#### DIRECTION
Filter this material down to the lines that hold "modalità", copying each one.

#### DATA PROVIDED
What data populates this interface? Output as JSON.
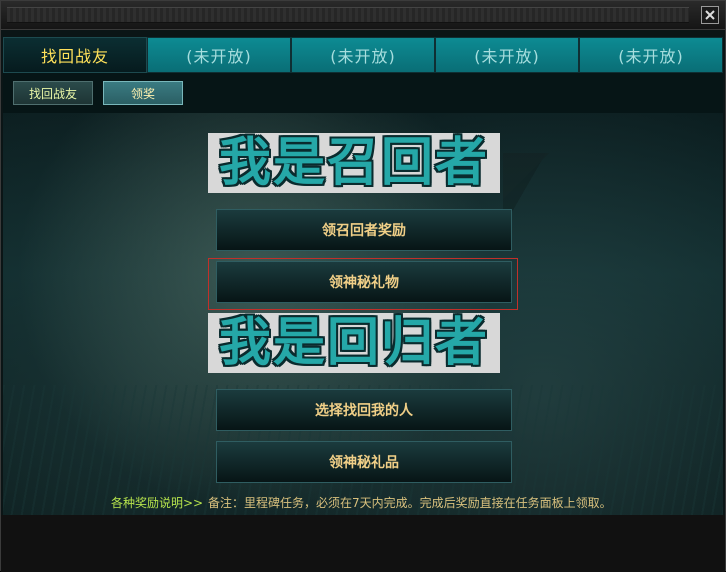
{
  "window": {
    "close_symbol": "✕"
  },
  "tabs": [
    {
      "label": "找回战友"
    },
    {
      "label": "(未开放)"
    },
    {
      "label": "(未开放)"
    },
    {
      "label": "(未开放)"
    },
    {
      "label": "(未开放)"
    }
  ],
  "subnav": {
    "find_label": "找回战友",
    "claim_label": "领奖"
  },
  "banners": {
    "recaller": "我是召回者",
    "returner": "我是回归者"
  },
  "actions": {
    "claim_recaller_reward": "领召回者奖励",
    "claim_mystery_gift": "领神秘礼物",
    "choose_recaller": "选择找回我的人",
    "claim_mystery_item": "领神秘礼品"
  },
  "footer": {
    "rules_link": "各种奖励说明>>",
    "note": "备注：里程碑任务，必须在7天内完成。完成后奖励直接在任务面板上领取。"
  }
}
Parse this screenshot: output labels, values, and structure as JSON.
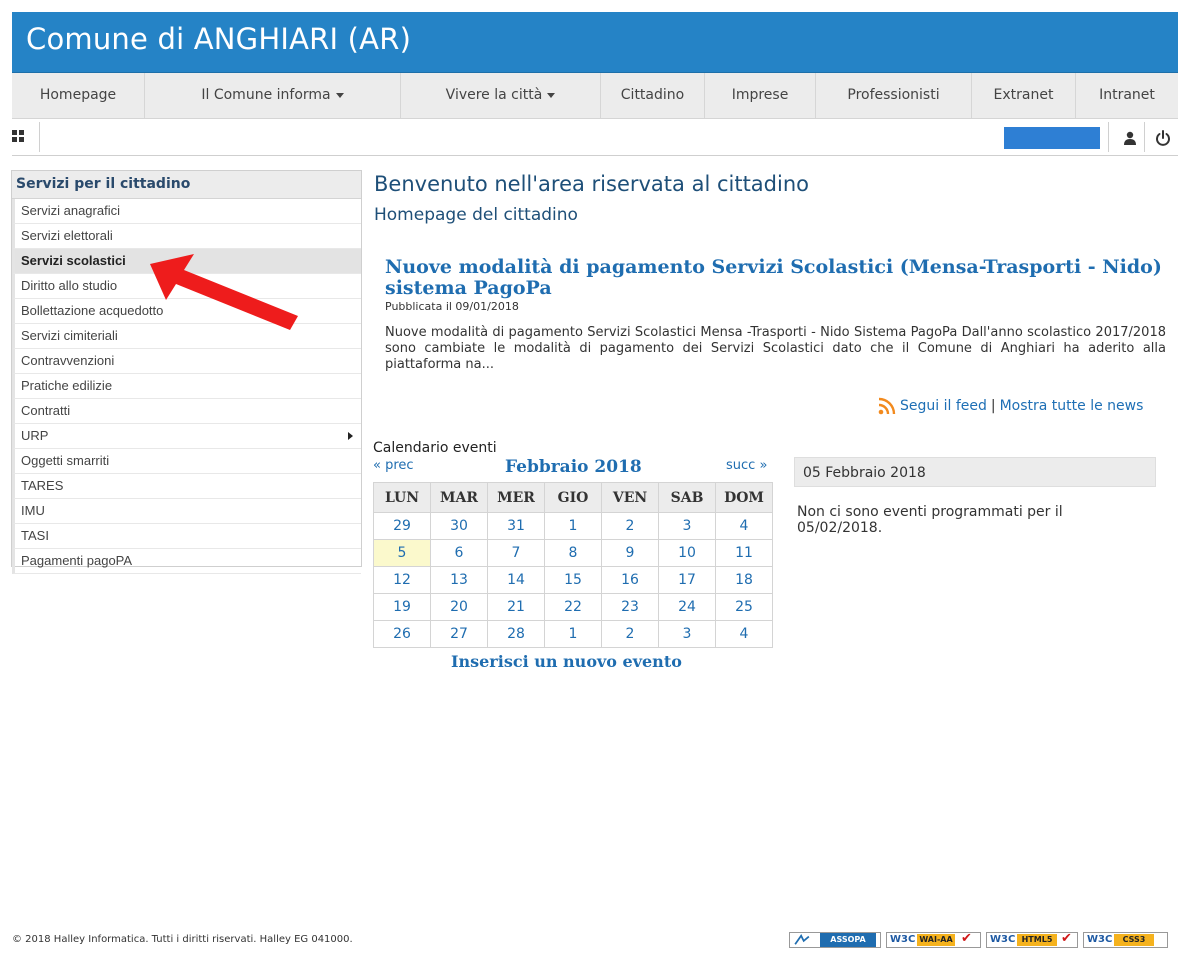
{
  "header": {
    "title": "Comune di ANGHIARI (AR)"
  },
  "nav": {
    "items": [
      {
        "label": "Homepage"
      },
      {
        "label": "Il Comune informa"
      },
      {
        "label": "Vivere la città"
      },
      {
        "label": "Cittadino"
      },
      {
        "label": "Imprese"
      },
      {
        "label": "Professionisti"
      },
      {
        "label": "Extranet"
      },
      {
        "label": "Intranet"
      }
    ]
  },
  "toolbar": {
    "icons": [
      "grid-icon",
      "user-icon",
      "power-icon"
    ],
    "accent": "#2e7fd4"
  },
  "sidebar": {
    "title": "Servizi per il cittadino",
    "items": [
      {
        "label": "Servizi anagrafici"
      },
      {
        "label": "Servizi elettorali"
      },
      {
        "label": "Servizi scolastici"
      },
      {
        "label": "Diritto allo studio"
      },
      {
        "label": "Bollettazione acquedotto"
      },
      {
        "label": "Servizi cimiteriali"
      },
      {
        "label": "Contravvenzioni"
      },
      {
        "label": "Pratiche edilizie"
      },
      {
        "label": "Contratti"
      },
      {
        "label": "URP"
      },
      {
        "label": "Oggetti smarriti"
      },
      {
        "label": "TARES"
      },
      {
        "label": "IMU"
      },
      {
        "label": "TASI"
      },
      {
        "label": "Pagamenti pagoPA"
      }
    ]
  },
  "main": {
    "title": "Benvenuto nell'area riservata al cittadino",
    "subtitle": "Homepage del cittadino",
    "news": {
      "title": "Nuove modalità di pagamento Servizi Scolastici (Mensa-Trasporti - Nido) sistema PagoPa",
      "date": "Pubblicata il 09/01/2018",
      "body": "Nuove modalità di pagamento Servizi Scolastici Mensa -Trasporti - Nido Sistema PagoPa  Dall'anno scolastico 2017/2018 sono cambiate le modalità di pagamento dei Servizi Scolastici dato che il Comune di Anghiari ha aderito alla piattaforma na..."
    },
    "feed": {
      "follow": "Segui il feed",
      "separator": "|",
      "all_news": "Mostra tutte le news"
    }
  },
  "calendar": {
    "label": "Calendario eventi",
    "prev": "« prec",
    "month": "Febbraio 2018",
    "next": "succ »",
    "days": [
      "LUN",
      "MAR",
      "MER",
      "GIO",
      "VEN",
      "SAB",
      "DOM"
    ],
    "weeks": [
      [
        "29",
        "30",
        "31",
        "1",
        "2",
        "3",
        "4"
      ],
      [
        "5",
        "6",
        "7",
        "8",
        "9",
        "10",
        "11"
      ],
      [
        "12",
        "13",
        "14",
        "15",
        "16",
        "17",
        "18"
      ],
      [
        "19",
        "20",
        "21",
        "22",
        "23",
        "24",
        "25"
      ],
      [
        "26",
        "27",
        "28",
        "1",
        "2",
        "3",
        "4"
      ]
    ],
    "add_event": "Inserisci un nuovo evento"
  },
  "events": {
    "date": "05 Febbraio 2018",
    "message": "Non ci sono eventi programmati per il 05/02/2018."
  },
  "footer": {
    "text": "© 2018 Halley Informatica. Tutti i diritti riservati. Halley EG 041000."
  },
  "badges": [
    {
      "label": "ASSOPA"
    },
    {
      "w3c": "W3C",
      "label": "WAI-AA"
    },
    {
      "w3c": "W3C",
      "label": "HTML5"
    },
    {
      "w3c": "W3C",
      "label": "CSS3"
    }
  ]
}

#### WORKED ANSWER
      "title": "Nuove modalità di pagamento Servizi Scolastici (Mensa-Trasporti - Nido) sistema PagoPa",
      "body": "Nuove modalità di pagamento Servizi Scolastici Mensa -Trasporti - Nido Sistema PagoPa  Dall'anno scolastico 2017/2018 sono cambiate le modalità di pagamento dei Servizi Scolastici dato che il Comune di Anghiari ha aderito alla piattaforma na..."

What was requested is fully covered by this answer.